* _Request_
Reproduce verbatim the records from their first line through the line that contains "Where is each", omitting the pictures.

* _Supplied material_
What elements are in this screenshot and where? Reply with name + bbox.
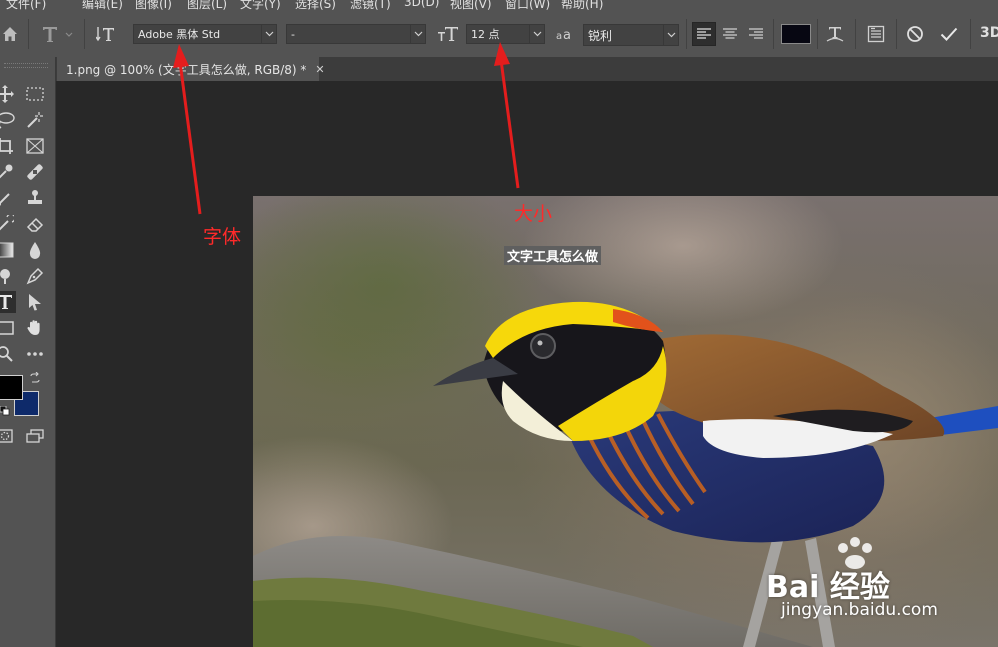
annotation-size-label: 大小 bbox=[514, 203, 553, 225]
annotation-arrows bbox=[173, 42, 520, 215]
annotation-font-label: 字体 bbox=[203, 226, 242, 248]
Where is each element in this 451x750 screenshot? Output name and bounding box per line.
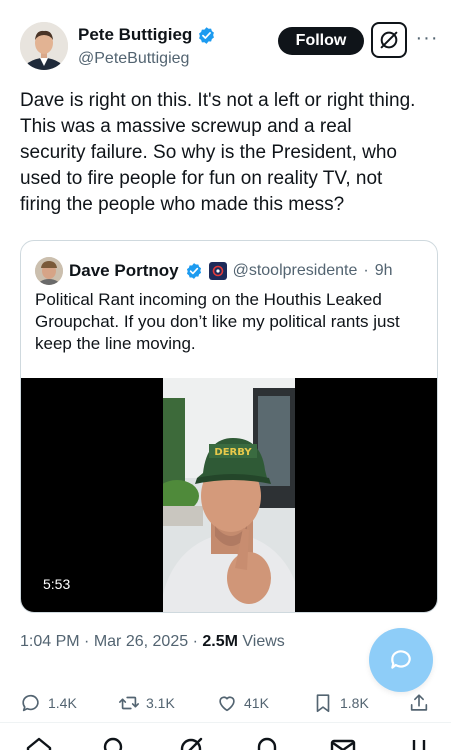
views-count[interactable]: 2.5M xyxy=(202,633,238,650)
share-button[interactable] xyxy=(408,692,430,714)
chat-bubble-icon xyxy=(391,650,411,669)
bottom-nav-divider xyxy=(0,722,451,723)
more-icon[interactable]: ··· xyxy=(415,26,439,50)
author-display-name[interactable]: Pete Buttigieg xyxy=(78,24,192,46)
search-icon[interactable] xyxy=(100,734,130,750)
tweet-date[interactable]: Mar 26, 2025 xyxy=(94,633,188,650)
home-icon[interactable] xyxy=(24,734,54,750)
repost-button[interactable]: 3.1K xyxy=(118,692,175,714)
quote-tweet-card[interactable]: Dave Portnoy @stoolpresidente · 9h Polit… xyxy=(20,240,438,613)
reply-count: 1.4K xyxy=(48,695,77,711)
reply-fab-button[interactable] xyxy=(369,628,433,692)
tweet-header: Pete Buttigieg @PeteButtigieg Follow ··· xyxy=(20,22,437,70)
tweet-meta: 1:04 PM · Mar 26, 2025 · 2.5M Views xyxy=(20,633,285,651)
tweet-time[interactable]: 1:04 PM xyxy=(20,633,80,650)
messages-icon[interactable] xyxy=(328,734,358,750)
video-duration: 5:53 xyxy=(37,574,77,594)
quote-header: Dave Portnoy @stoolpresidente · 9h xyxy=(35,257,392,285)
communities-icon[interactable] xyxy=(404,734,434,750)
reply-icon xyxy=(22,694,39,712)
like-count: 41K xyxy=(244,695,269,711)
video-thumbnail[interactable]: DERBY xyxy=(163,378,295,612)
meta-dot: · xyxy=(192,633,198,650)
affiliate-badge-icon[interactable] xyxy=(208,262,227,280)
author-name-row: Pete Buttigieg xyxy=(78,24,216,46)
notifications-icon[interactable] xyxy=(252,734,282,750)
like-button[interactable]: 41K xyxy=(216,692,269,714)
follow-button[interactable]: Follow xyxy=(278,27,364,55)
quote-author-name[interactable]: Dave Portnoy xyxy=(69,261,179,281)
quote-separator: · xyxy=(363,262,369,279)
quote-time[interactable]: 9h xyxy=(375,262,393,280)
bookmark-count: 1.8K xyxy=(340,695,369,711)
bookmark-button[interactable]: 1.8K xyxy=(312,692,369,714)
grok-nav-icon[interactable] xyxy=(176,734,206,750)
bookmark-icon xyxy=(316,694,330,713)
repost-count: 3.1K xyxy=(146,695,175,711)
author-avatar[interactable] xyxy=(20,22,68,70)
verified-badge-icon[interactable] xyxy=(197,26,216,45)
quote-video[interactable]: DERBY 5:53 xyxy=(21,378,437,612)
quote-verified-badge-icon[interactable] xyxy=(185,262,203,280)
action-bar: 1.4K 3.1K 41K 1.8K xyxy=(20,692,438,716)
meta-dot: · xyxy=(84,633,90,650)
reply-button[interactable]: 1.4K xyxy=(20,692,77,714)
grok-icon[interactable] xyxy=(371,22,407,58)
views-label: Views xyxy=(242,633,285,650)
heart-icon xyxy=(219,696,235,712)
tweet-text: Dave is right on this. It's not a left o… xyxy=(20,90,416,215)
quote-text: Political Rant incoming on the Houthis L… xyxy=(35,290,400,353)
bottom-nav xyxy=(0,730,451,750)
quote-author-handle[interactable]: @stoolpresidente xyxy=(233,262,358,280)
repost-icon xyxy=(119,696,139,710)
author-handle[interactable]: @PeteButtigieg xyxy=(78,48,216,70)
author-names: Pete Buttigieg @PeteButtigieg xyxy=(78,24,216,70)
svg-text:DERBY: DERBY xyxy=(214,447,252,458)
share-icon xyxy=(410,694,428,711)
quote-author-avatar[interactable] xyxy=(35,257,63,285)
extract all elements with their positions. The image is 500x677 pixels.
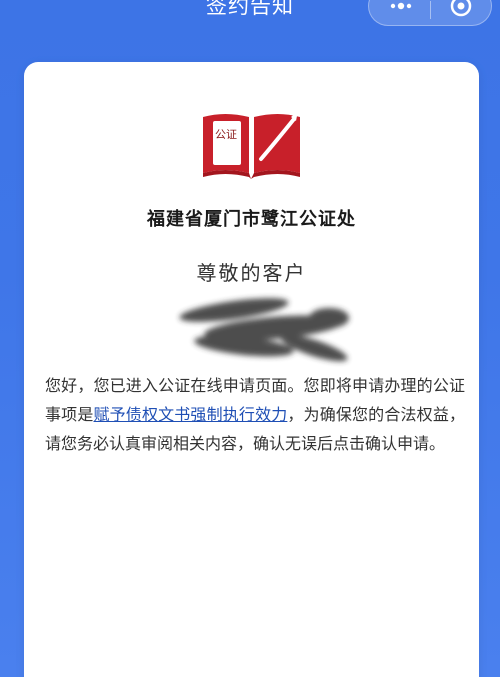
notice-body: 您好，您已进入公证在线申请页面。您即将申请办理的公证事项是赋予债权文书强制执行效…: [45, 371, 465, 458]
notary-office-name: 福建省厦门市鹭江公证处: [147, 209, 356, 230]
logo-calligraphy-text: 公证: [215, 128, 237, 141]
target-circle-icon[interactable]: [441, 0, 481, 23]
notary-item-link[interactable]: 赋予债权文书强制执行效力: [93, 405, 287, 424]
greeting-title: 尊敬的客户: [196, 261, 307, 285]
redacted-customer-name: [179, 298, 349, 362]
capsule-divider: [430, 1, 431, 19]
notary-book-pen-logo: [203, 111, 300, 179]
more-dots-icon[interactable]: [383, 0, 419, 23]
notice-card: 公证 福建省厦门市鹭江公证处 尊敬的客户 您好，您已进入公证在线申请页面。您即将…: [24, 62, 479, 677]
mini-program-capsule: [368, 0, 492, 26]
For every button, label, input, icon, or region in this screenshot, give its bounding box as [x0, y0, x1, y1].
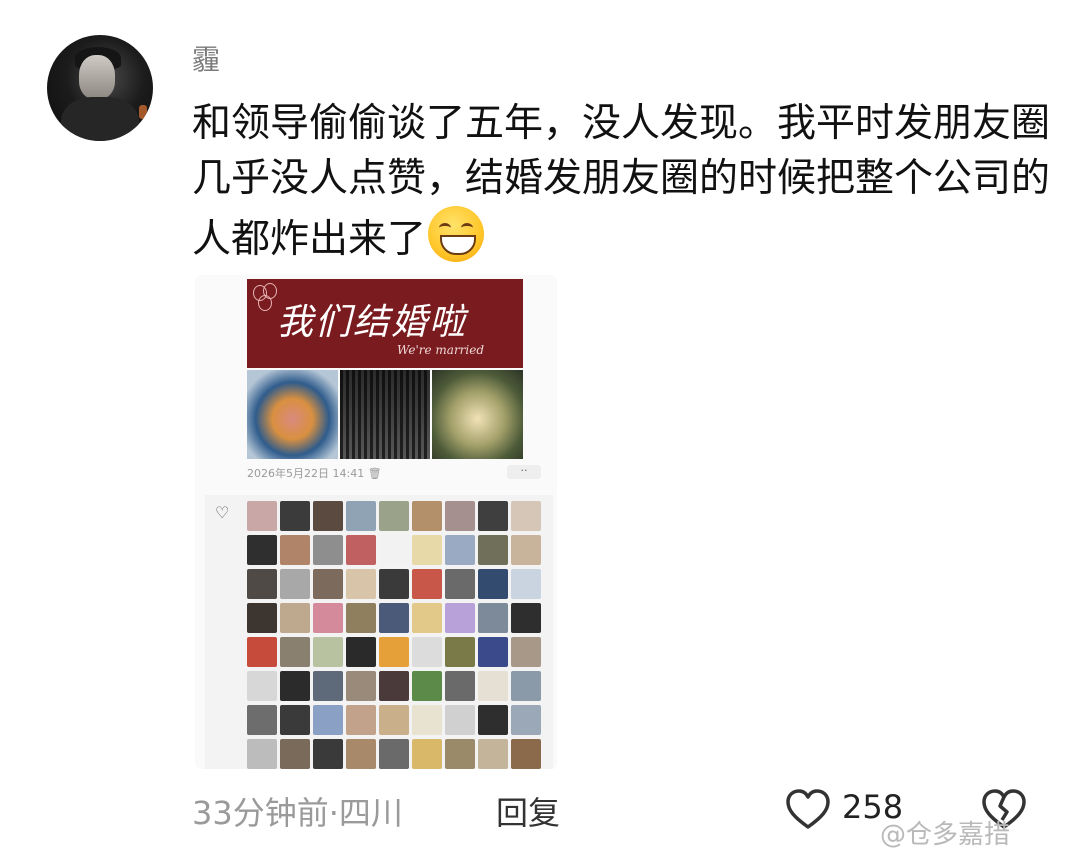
liker-avatar[interactable]: [478, 637, 508, 667]
liker-avatar[interactable]: [445, 637, 475, 667]
post-image[interactable]: 我们结婚啦 We're married 2026年5月22日 14:41 🗑 ·…: [195, 275, 557, 769]
liker-avatar[interactable]: [346, 705, 376, 735]
liker-avatar[interactable]: [346, 535, 376, 565]
liker-avatar[interactable]: [313, 671, 343, 701]
post-content: 和领导偷偷谈了五年，没人发现。我平时发朋友圈几乎没人点赞，结婚发朋友圈的时候把整…: [192, 96, 1052, 267]
liker-avatar[interactable]: [247, 637, 277, 667]
liker-avatar[interactable]: [379, 705, 409, 735]
liker-avatar[interactable]: [412, 535, 442, 565]
wedding-banner: 我们结婚啦 We're married: [247, 279, 523, 368]
post-text: 和领导偷偷谈了五年，没人发现。我平时发朋友圈几乎没人点赞，结婚发朋友圈的时候把整…: [192, 101, 1051, 262]
liker-avatar[interactable]: [313, 705, 343, 735]
liker-avatar[interactable]: [412, 501, 442, 531]
post-time-location: 33分钟前·四川: [192, 794, 403, 832]
liker-avatar[interactable]: [478, 739, 508, 769]
liker-avatar[interactable]: [247, 705, 277, 735]
grinning-face-emoji-icon: [428, 206, 485, 262]
liker-avatar[interactable]: [280, 603, 310, 633]
banner-title: 我们结婚啦: [277, 302, 468, 343]
liker-avatar-grid: [247, 501, 541, 769]
liker-avatar[interactable]: [379, 603, 409, 633]
liker-avatar[interactable]: [511, 535, 541, 565]
reply-button[interactable]: 回复: [496, 788, 560, 834]
cake-photo: [247, 370, 338, 459]
liker-avatar[interactable]: [313, 739, 343, 769]
liker-avatar[interactable]: [280, 569, 310, 599]
likes-panel: ♡: [205, 495, 553, 769]
liker-avatar[interactable]: [379, 637, 409, 667]
flower-wreath-photo: [432, 370, 523, 459]
liker-avatar[interactable]: [445, 705, 475, 735]
liker-avatar[interactable]: [247, 569, 277, 599]
liker-avatar[interactable]: [445, 603, 475, 633]
liker-avatar[interactable]: [412, 671, 442, 701]
liker-avatar[interactable]: [247, 535, 277, 565]
liker-avatar[interactable]: [412, 569, 442, 599]
moments-photo-grid: 我们结婚啦 We're married: [247, 279, 523, 459]
liker-avatar[interactable]: [346, 501, 376, 531]
liker-avatar[interactable]: [313, 535, 343, 565]
liker-avatar[interactable]: [511, 739, 541, 769]
liker-avatar[interactable]: [346, 637, 376, 667]
heart-outline-icon: ♡: [215, 503, 230, 522]
liker-avatar[interactable]: [247, 603, 277, 633]
trash-icon: 🗑: [367, 467, 382, 480]
liker-avatar[interactable]: [445, 569, 475, 599]
avatar-face: [79, 55, 115, 99]
liker-avatar[interactable]: [379, 501, 409, 531]
liker-avatar[interactable]: [280, 705, 310, 735]
liker-avatar[interactable]: [346, 569, 376, 599]
heart-outline-icon[interactable]: [784, 786, 832, 834]
liker-avatar[interactable]: [313, 637, 343, 667]
liker-avatar[interactable]: [379, 739, 409, 769]
liker-avatar[interactable]: [412, 603, 442, 633]
liker-avatar[interactable]: [313, 603, 343, 633]
liker-avatar[interactable]: [478, 535, 508, 565]
liker-avatar[interactable]: [346, 671, 376, 701]
liker-avatar[interactable]: [379, 569, 409, 599]
liker-avatar[interactable]: [412, 705, 442, 735]
liker-avatar[interactable]: [247, 671, 277, 701]
liker-avatar[interactable]: [511, 569, 541, 599]
liker-avatar[interactable]: [511, 637, 541, 667]
liker-avatar[interactable]: [478, 705, 508, 735]
liker-avatar[interactable]: [511, 671, 541, 701]
liker-avatar[interactable]: [313, 501, 343, 531]
liker-avatar[interactable]: [280, 637, 310, 667]
liker-avatar[interactable]: [247, 739, 277, 769]
more-options-button: ··: [507, 465, 541, 479]
liker-avatar[interactable]: [280, 739, 310, 769]
liker-avatar[interactable]: [511, 501, 541, 531]
liker-avatar[interactable]: [445, 501, 475, 531]
table-setting-photo: [339, 370, 431, 459]
avatar-light: [139, 105, 147, 119]
liker-avatar[interactable]: [511, 603, 541, 633]
liker-avatar[interactable]: [511, 705, 541, 735]
liker-avatar[interactable]: [412, 739, 442, 769]
liker-avatar[interactable]: [478, 671, 508, 701]
liker-avatar[interactable]: [478, 569, 508, 599]
liker-avatar[interactable]: [346, 603, 376, 633]
liker-avatar[interactable]: [280, 535, 310, 565]
liker-avatar[interactable]: [379, 535, 409, 565]
liker-avatar[interactable]: [445, 671, 475, 701]
liker-avatar[interactable]: [379, 671, 409, 701]
weibo-watermark: @仓多嘉措: [880, 820, 1011, 850]
liker-avatar[interactable]: [280, 501, 310, 531]
liker-avatar[interactable]: [478, 603, 508, 633]
author-avatar[interactable]: [47, 35, 153, 141]
banner-subtitle: We're married: [397, 343, 485, 357]
moment-timestamp: 2026年5月22日 14:41 🗑: [247, 467, 382, 480]
avatar-body: [61, 97, 139, 141]
liker-avatar[interactable]: [280, 671, 310, 701]
liker-avatar[interactable]: [445, 535, 475, 565]
liker-avatar[interactable]: [346, 739, 376, 769]
author-name[interactable]: 霾: [192, 38, 220, 78]
liker-avatar[interactable]: [445, 739, 475, 769]
liker-avatar[interactable]: [247, 501, 277, 531]
liker-avatar[interactable]: [478, 501, 508, 531]
liker-avatar[interactable]: [412, 637, 442, 667]
liker-avatar[interactable]: [313, 569, 343, 599]
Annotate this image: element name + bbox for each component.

* _Exercise output_
What elements are in this screenshot and where? Reply with name + bbox.
annotation-size-label: 大小 bbox=[514, 203, 553, 225]
annotation-arrows bbox=[173, 42, 520, 215]
annotation-font-label: 字体 bbox=[203, 226, 242, 248]
Where is each element in this 451x750 screenshot? Output name and bounding box per line.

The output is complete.